Records contained in a dataset:
— BEGIN —
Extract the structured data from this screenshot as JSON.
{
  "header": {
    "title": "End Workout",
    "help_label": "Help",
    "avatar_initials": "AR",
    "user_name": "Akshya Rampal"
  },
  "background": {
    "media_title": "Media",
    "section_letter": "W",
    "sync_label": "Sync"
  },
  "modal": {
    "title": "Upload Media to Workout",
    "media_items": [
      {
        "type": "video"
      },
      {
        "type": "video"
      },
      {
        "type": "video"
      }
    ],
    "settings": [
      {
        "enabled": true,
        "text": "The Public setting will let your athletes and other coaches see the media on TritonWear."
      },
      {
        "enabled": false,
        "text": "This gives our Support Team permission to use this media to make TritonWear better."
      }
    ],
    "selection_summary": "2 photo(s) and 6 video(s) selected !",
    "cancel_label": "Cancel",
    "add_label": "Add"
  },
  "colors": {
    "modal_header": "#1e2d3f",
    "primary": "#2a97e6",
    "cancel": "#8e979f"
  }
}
— END —
**GIVEN PROBLEM:** Repeat the data in its entirety, character for character.

**RESPONSE:**
Extract the structured data from this screenshot as JSON.
{
  "header": {
    "title": "End Workout",
    "help_label": "Help",
    "avatar_initials": "AR",
    "user_name": "Akshya Rampal"
  },
  "background": {
    "media_title": "Media",
    "section_letter": "W",
    "sync_label": "Sync"
  },
  "modal": {
    "title": "Upload Media to Workout",
    "media_items": [
      {
        "type": "video"
      },
      {
        "type": "video"
      },
      {
        "type": "video"
      }
    ],
    "settings": [
      {
        "enabled": true,
        "text": "The Public setting will let your athletes and other coaches see the media on TritonWear."
      },
      {
        "enabled": false,
        "text": "This gives our Support Team permission to use this media to make TritonWear better."
      }
    ],
    "selection_summary": "2 photo(s) and 6 video(s) selected !",
    "cancel_label": "Cancel",
    "add_label": "Add"
  },
  "colors": {
    "modal_header": "#1e2d3f",
    "primary": "#2a97e6",
    "cancel": "#8e979f"
  }
}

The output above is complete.